__SUPPLIED INFORMATION__.
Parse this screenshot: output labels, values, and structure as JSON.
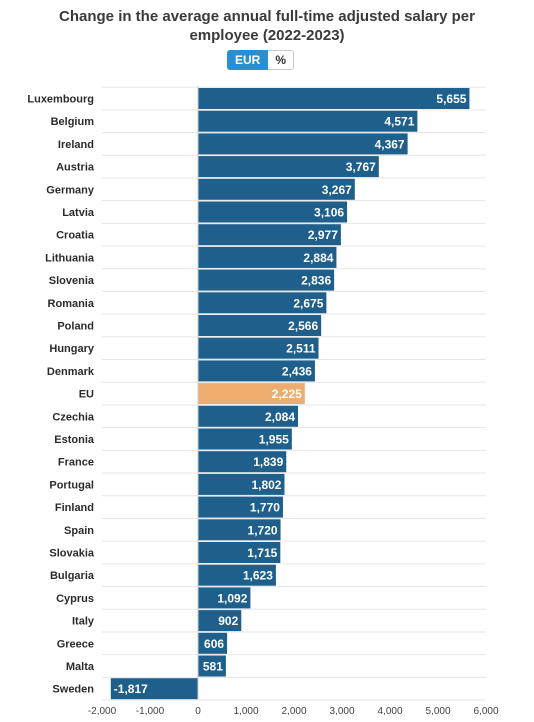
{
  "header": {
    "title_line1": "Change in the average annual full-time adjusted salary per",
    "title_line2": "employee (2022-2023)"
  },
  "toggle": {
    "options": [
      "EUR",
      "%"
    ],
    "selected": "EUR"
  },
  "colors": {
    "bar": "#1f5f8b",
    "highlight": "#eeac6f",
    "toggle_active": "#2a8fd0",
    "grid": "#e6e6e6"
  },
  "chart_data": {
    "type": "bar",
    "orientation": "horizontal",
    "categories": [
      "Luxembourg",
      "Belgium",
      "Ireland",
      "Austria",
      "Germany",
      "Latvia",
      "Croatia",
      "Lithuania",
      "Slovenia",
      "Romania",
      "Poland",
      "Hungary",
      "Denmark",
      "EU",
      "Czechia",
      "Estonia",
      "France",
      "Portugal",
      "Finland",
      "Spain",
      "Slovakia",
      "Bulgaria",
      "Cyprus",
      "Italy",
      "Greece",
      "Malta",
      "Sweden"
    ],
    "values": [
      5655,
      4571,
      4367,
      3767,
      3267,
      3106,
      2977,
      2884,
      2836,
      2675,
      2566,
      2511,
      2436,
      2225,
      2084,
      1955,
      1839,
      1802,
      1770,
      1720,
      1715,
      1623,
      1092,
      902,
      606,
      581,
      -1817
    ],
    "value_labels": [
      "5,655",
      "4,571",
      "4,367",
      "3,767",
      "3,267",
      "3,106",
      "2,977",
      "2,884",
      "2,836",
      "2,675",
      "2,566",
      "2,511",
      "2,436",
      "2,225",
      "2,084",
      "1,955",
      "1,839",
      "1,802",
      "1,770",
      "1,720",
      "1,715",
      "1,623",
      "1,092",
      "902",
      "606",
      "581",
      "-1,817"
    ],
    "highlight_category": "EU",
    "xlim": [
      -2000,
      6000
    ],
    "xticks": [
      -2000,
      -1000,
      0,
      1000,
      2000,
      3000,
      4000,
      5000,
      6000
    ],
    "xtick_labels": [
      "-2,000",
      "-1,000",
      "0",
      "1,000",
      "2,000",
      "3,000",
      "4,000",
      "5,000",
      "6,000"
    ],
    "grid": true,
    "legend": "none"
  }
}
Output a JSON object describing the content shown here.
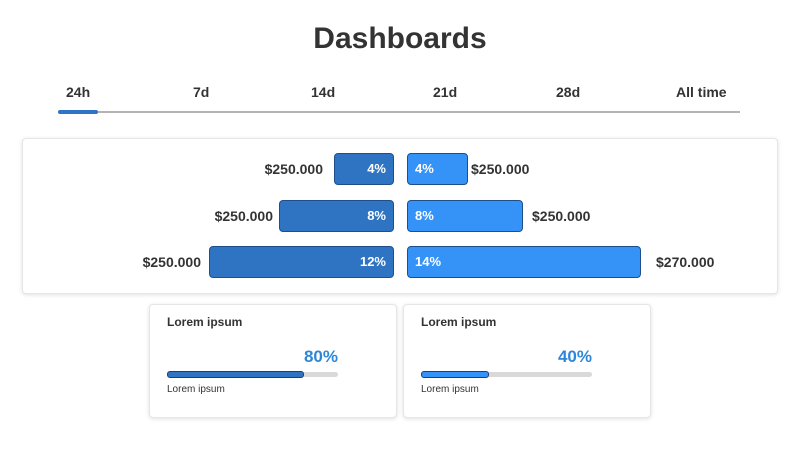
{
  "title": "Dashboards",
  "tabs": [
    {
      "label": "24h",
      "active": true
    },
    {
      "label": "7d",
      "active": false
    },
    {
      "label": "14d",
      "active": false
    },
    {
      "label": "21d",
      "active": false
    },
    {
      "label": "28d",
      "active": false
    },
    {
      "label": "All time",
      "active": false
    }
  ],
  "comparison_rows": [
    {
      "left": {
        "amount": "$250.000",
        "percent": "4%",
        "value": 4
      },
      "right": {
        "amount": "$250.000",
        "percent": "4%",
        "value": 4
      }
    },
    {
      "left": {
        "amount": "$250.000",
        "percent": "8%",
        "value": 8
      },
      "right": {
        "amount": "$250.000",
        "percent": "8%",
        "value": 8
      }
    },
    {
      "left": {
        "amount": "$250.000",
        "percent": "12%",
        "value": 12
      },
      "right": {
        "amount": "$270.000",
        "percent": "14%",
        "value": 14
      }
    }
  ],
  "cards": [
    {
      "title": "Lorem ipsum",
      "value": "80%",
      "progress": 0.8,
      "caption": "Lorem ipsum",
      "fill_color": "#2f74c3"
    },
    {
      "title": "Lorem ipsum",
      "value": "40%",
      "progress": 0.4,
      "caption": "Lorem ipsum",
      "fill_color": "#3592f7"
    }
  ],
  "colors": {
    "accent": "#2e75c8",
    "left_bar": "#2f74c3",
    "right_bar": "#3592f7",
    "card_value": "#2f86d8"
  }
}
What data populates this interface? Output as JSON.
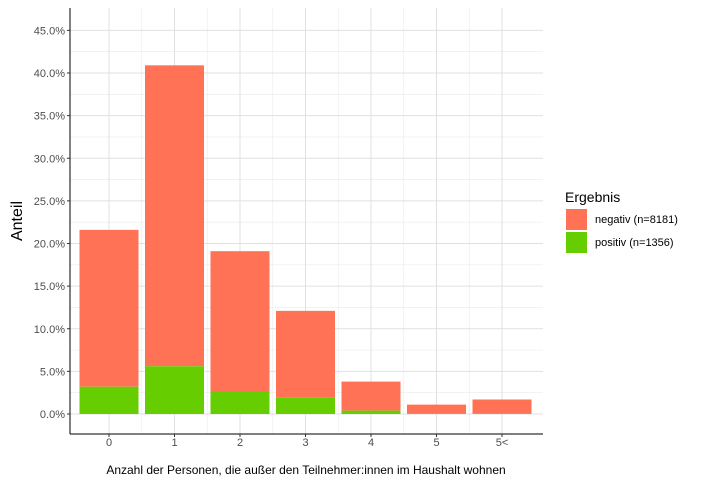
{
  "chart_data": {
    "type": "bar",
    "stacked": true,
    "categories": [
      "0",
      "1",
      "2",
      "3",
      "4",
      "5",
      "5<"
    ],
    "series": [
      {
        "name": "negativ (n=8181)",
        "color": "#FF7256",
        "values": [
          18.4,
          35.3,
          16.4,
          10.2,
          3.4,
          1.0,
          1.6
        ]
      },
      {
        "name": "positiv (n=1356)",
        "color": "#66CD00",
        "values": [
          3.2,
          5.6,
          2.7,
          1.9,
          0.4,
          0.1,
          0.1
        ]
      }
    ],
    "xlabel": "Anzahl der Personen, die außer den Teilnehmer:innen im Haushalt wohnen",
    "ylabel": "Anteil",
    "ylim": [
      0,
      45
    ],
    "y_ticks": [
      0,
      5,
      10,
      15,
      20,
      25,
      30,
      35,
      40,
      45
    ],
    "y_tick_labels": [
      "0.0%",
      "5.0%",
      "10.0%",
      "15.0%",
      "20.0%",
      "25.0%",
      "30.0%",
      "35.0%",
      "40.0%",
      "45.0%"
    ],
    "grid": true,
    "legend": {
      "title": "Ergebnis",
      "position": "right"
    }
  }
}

__DESCRIPTION OF THE TASK__.
Return all of the entries word for word, but omit the pictures.

__FULL RESPONSE__.
Parse this screenshot: output labels, values, and structure as JSON.
{
  "header": {
    "title_line1": "Change in the average annual full-time adjusted salary per",
    "title_line2": "employee (2022-2023)"
  },
  "toggle": {
    "options": [
      "EUR",
      "%"
    ],
    "selected": "EUR"
  },
  "colors": {
    "bar": "#1f5f8b",
    "highlight": "#eeac6f",
    "toggle_active": "#2a8fd0",
    "grid": "#e6e6e6"
  },
  "chart_data": {
    "type": "bar",
    "orientation": "horizontal",
    "categories": [
      "Luxembourg",
      "Belgium",
      "Ireland",
      "Austria",
      "Germany",
      "Latvia",
      "Croatia",
      "Lithuania",
      "Slovenia",
      "Romania",
      "Poland",
      "Hungary",
      "Denmark",
      "EU",
      "Czechia",
      "Estonia",
      "France",
      "Portugal",
      "Finland",
      "Spain",
      "Slovakia",
      "Bulgaria",
      "Cyprus",
      "Italy",
      "Greece",
      "Malta",
      "Sweden"
    ],
    "values": [
      5655,
      4571,
      4367,
      3767,
      3267,
      3106,
      2977,
      2884,
      2836,
      2675,
      2566,
      2511,
      2436,
      2225,
      2084,
      1955,
      1839,
      1802,
      1770,
      1720,
      1715,
      1623,
      1092,
      902,
      606,
      581,
      -1817
    ],
    "value_labels": [
      "5,655",
      "4,571",
      "4,367",
      "3,767",
      "3,267",
      "3,106",
      "2,977",
      "2,884",
      "2,836",
      "2,675",
      "2,566",
      "2,511",
      "2,436",
      "2,225",
      "2,084",
      "1,955",
      "1,839",
      "1,802",
      "1,770",
      "1,720",
      "1,715",
      "1,623",
      "1,092",
      "902",
      "606",
      "581",
      "-1,817"
    ],
    "highlight_category": "EU",
    "xlim": [
      -2000,
      6000
    ],
    "xticks": [
      -2000,
      -1000,
      0,
      1000,
      2000,
      3000,
      4000,
      5000,
      6000
    ],
    "xtick_labels": [
      "-2,000",
      "-1,000",
      "0",
      "1,000",
      "2,000",
      "3,000",
      "4,000",
      "5,000",
      "6,000"
    ],
    "grid": true,
    "legend": "none"
  }
}
Output a JSON object describing the content shown here.
{
  "title": "Dashboards",
  "tabs": [
    {
      "label": "24h",
      "active": true
    },
    {
      "label": "7d",
      "active": false
    },
    {
      "label": "14d",
      "active": false
    },
    {
      "label": "21d",
      "active": false
    },
    {
      "label": "28d",
      "active": false
    },
    {
      "label": "All time",
      "active": false
    }
  ],
  "comparison_rows": [
    {
      "left": {
        "amount": "$250.000",
        "percent": "4%",
        "value": 4
      },
      "right": {
        "amount": "$250.000",
        "percent": "4%",
        "value": 4
      }
    },
    {
      "left": {
        "amount": "$250.000",
        "percent": "8%",
        "value": 8
      },
      "right": {
        "amount": "$250.000",
        "percent": "8%",
        "value": 8
      }
    },
    {
      "left": {
        "amount": "$250.000",
        "percent": "12%",
        "value": 12
      },
      "right": {
        "amount": "$270.000",
        "percent": "14%",
        "value": 14
      }
    }
  ],
  "cards": [
    {
      "title": "Lorem ipsum",
      "value": "80%",
      "progress": 0.8,
      "caption": "Lorem ipsum",
      "fill_color": "#2f74c3"
    },
    {
      "title": "Lorem ipsum",
      "value": "40%",
      "progress": 0.4,
      "caption": "Lorem ipsum",
      "fill_color": "#3592f7"
    }
  ],
  "colors": {
    "accent": "#2e75c8",
    "left_bar": "#2f74c3",
    "right_bar": "#3592f7",
    "card_value": "#2f86d8"
  }
}
What data populates this interface? Output as JSON.
{
  "chart_data": {
    "type": "bar",
    "stacked": true,
    "categories": [
      "0",
      "1",
      "2",
      "3",
      "4",
      "5",
      "5<"
    ],
    "series": [
      {
        "name": "negativ (n=8181)",
        "color": "#FF7256",
        "values": [
          18.4,
          35.3,
          16.4,
          10.2,
          3.4,
          1.0,
          1.6
        ]
      },
      {
        "name": "positiv (n=1356)",
        "color": "#66CD00",
        "values": [
          3.2,
          5.6,
          2.7,
          1.9,
          0.4,
          0.1,
          0.1
        ]
      }
    ],
    "xlabel": "Anzahl der Personen, die außer den Teilnehmer:innen im Haushalt wohnen",
    "ylabel": "Anteil",
    "ylim": [
      0,
      45
    ],
    "y_ticks": [
      0,
      5,
      10,
      15,
      20,
      25,
      30,
      35,
      40,
      45
    ],
    "y_tick_labels": [
      "0.0%",
      "5.0%",
      "10.0%",
      "15.0%",
      "20.0%",
      "25.0%",
      "30.0%",
      "35.0%",
      "40.0%",
      "45.0%"
    ],
    "grid": true,
    "legend": {
      "title": "Ergebnis",
      "position": "right"
    }
  }
}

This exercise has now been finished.